*Work instructions:* Return the material below in full and exactly.

*Task material:*
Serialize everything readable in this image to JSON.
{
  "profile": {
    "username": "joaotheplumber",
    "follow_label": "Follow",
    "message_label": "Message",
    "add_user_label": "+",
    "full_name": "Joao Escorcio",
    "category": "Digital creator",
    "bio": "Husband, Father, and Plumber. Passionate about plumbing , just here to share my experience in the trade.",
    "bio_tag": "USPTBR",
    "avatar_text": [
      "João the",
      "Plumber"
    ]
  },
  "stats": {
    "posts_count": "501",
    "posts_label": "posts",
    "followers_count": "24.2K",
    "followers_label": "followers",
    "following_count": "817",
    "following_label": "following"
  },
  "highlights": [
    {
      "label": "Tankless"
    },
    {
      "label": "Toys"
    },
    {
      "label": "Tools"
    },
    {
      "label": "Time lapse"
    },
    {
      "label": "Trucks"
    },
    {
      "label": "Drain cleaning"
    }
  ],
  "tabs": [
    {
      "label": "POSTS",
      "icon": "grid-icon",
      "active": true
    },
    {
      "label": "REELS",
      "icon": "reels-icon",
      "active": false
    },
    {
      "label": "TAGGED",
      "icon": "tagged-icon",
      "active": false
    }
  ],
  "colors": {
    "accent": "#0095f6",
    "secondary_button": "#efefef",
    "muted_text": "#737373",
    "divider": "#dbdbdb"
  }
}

*Task output:*
Serialize everything readable in this image to JSON.
{
  "profile": {
    "username": "joaotheplumber",
    "follow_label": "Follow",
    "message_label": "Message",
    "add_user_label": "+",
    "full_name": "Joao Escorcio",
    "category": "Digital creator",
    "bio": "Husband, Father, and Plumber. Passionate about plumbing , just here to share my experience in the trade.",
    "bio_tag": "USPTBR",
    "avatar_text": [
      "João the",
      "Plumber"
    ]
  },
  "stats": {
    "posts_count": "501",
    "posts_label": "posts",
    "followers_count": "24.2K",
    "followers_label": "followers",
    "following_count": "817",
    "following_label": "following"
  },
  "highlights": [
    {
      "label": "Tankless"
    },
    {
      "label": "Toys"
    },
    {
      "label": "Tools"
    },
    {
      "label": "Time lapse"
    },
    {
      "label": "Trucks"
    },
    {
      "label": "Drain cleaning"
    }
  ],
  "tabs": [
    {
      "label": "POSTS",
      "icon": "grid-icon",
      "active": true
    },
    {
      "label": "REELS",
      "icon": "reels-icon",
      "active": false
    },
    {
      "label": "TAGGED",
      "icon": "tagged-icon",
      "active": false
    }
  ],
  "colors": {
    "accent": "#0095f6",
    "secondary_button": "#efefef",
    "muted_text": "#737373",
    "divider": "#dbdbdb"
  }
}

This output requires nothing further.